**What you will do:** Can you edit the lines from the start through the line containing "item-c-num1: 1: [234, 195, 364, 213]" so that "empleo" becomes "trabajo", leaving everything else unchanged, and return only those lines?

[START Information shown]

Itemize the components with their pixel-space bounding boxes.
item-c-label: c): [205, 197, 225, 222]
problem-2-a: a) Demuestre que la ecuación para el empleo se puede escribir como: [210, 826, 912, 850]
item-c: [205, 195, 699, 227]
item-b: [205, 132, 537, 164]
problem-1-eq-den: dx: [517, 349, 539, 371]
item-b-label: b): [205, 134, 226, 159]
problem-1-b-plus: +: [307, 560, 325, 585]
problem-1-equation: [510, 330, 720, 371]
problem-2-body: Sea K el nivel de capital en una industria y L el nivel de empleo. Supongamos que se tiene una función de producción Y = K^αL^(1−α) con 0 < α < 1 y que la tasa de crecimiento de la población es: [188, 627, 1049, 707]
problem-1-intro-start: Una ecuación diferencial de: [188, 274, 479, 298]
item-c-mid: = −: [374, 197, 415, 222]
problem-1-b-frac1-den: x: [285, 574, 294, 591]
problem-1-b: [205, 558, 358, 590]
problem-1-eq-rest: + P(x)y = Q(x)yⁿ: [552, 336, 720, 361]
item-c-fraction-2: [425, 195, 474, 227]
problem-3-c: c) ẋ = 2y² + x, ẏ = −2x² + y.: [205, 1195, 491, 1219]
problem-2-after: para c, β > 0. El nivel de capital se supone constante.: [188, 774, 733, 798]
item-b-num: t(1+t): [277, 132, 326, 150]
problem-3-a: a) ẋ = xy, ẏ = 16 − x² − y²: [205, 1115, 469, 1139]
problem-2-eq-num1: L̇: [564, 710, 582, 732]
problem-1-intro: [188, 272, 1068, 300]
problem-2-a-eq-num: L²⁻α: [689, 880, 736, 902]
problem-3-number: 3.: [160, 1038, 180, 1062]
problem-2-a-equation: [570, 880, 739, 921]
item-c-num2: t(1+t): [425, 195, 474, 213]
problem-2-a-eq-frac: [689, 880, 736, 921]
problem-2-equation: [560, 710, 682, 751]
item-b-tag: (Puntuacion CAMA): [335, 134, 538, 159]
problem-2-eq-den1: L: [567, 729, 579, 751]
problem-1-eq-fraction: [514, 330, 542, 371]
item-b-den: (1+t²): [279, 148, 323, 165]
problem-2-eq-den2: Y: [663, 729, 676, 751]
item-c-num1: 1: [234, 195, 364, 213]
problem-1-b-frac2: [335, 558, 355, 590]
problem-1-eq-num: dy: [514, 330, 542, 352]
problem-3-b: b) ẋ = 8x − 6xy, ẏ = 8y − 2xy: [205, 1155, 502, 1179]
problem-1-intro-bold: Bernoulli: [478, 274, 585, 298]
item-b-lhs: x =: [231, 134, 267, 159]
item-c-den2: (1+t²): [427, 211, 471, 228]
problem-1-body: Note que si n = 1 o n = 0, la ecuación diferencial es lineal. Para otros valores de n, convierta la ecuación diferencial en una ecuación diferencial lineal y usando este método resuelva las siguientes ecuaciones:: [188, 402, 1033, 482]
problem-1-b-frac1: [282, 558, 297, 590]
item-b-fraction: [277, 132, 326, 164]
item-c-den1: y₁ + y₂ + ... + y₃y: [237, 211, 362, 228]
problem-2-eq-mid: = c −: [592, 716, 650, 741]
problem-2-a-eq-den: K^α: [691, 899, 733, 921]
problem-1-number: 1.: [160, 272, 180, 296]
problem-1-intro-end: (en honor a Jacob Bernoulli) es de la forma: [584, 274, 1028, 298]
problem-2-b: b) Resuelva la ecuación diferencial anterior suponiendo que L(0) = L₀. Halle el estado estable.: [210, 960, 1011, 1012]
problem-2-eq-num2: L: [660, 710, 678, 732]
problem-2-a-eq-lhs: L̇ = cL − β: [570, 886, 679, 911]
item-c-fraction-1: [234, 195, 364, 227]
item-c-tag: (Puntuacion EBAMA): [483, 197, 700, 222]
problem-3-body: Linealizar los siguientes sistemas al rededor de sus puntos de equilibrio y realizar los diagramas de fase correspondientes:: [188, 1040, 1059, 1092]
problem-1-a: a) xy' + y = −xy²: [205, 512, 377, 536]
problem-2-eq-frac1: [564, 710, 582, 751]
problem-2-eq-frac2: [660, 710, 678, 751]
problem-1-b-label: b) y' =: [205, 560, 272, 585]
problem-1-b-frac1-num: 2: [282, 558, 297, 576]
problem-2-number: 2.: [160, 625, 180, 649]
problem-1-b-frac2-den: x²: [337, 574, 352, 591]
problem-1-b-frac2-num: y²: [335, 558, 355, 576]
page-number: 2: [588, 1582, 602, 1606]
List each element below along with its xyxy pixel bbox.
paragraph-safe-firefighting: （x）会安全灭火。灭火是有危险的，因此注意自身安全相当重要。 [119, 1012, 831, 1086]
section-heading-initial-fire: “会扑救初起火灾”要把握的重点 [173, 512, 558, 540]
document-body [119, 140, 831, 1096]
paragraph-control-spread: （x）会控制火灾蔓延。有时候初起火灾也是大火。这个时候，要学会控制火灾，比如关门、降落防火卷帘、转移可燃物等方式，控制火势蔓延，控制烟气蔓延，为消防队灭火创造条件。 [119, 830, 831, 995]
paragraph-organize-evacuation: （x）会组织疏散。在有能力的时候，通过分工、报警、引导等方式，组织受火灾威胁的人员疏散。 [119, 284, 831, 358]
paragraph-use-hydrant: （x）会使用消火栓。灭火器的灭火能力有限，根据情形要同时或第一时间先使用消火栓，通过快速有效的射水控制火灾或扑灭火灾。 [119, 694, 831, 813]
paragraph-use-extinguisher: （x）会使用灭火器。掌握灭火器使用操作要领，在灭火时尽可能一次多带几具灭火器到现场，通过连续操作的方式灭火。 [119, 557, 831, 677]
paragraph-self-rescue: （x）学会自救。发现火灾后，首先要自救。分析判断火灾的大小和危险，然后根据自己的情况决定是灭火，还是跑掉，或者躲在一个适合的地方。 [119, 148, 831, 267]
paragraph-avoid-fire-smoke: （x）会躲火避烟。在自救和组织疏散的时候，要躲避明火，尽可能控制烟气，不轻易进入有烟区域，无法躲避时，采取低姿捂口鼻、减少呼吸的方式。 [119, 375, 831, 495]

[END Information shown]

**Output for this exercise:**
Itemize the components with their pixel-space bounding boxes.
item-c-label: c): [205, 197, 225, 222]
problem-2-a: a) Demuestre que la ecuación para el trabajo se puede escribir como: [210, 826, 912, 850]
item-c: [205, 195, 699, 227]
item-b: [205, 132, 537, 164]
problem-1-eq-den: dx: [517, 349, 539, 371]
item-b-label: b): [205, 134, 226, 159]
problem-1-b-plus: +: [307, 560, 325, 585]
problem-1-equation: [510, 330, 720, 371]
problem-2-body: Sea K el nivel de capital en una industria y L el nivel de trabajo. Supongamos que se tiene una función de producción Y = K^αL^(1−α) con 0 < α < 1 y que la tasa de crecimiento de la población es: [188, 627, 1049, 707]
problem-1-intro-start: Una ecuación diferencial de: [188, 274, 479, 298]
item-c-mid: = −: [374, 197, 415, 222]
problem-1-b-frac1-den: x: [285, 574, 294, 591]
problem-1-b: [205, 558, 358, 590]
problem-1-eq-rest: + P(x)y = Q(x)yⁿ: [552, 336, 720, 361]
item-c-fraction-2: [425, 195, 474, 227]
problem-3-c: c) ẋ = 2y² + x, ẏ = −2x² + y.: [205, 1195, 491, 1219]
problem-2-after: para c, β > 0. El nivel de capital se supone constante.: [188, 774, 733, 798]
item-b-num: t(1+t): [277, 132, 326, 150]
problem-3-a: a) ẋ = xy, ẏ = 16 − x² − y²: [205, 1115, 469, 1139]
problem-2-eq-num1: L̇: [564, 710, 582, 732]
problem-1-intro: [188, 272, 1068, 300]
problem-2-a-eq-num: L²⁻α: [689, 880, 736, 902]
problem-3-number: 3.: [160, 1038, 180, 1062]
problem-2-a-equation: [570, 880, 739, 921]
item-c-num2: t(1+t): [425, 195, 474, 213]
problem-2-a-eq-frac: [689, 880, 736, 921]
problem-2-equation: [560, 710, 682, 751]
item-b-tag: (Puntuacion CAMA): [335, 134, 538, 159]
problem-2-eq-den1: L: [567, 729, 579, 751]
problem-1-eq-fraction: [514, 330, 542, 371]
item-b-den: (1+t²): [279, 148, 323, 165]
problem-2-eq-den2: Y: [663, 729, 676, 751]
item-c-num1: 1: [234, 195, 364, 213]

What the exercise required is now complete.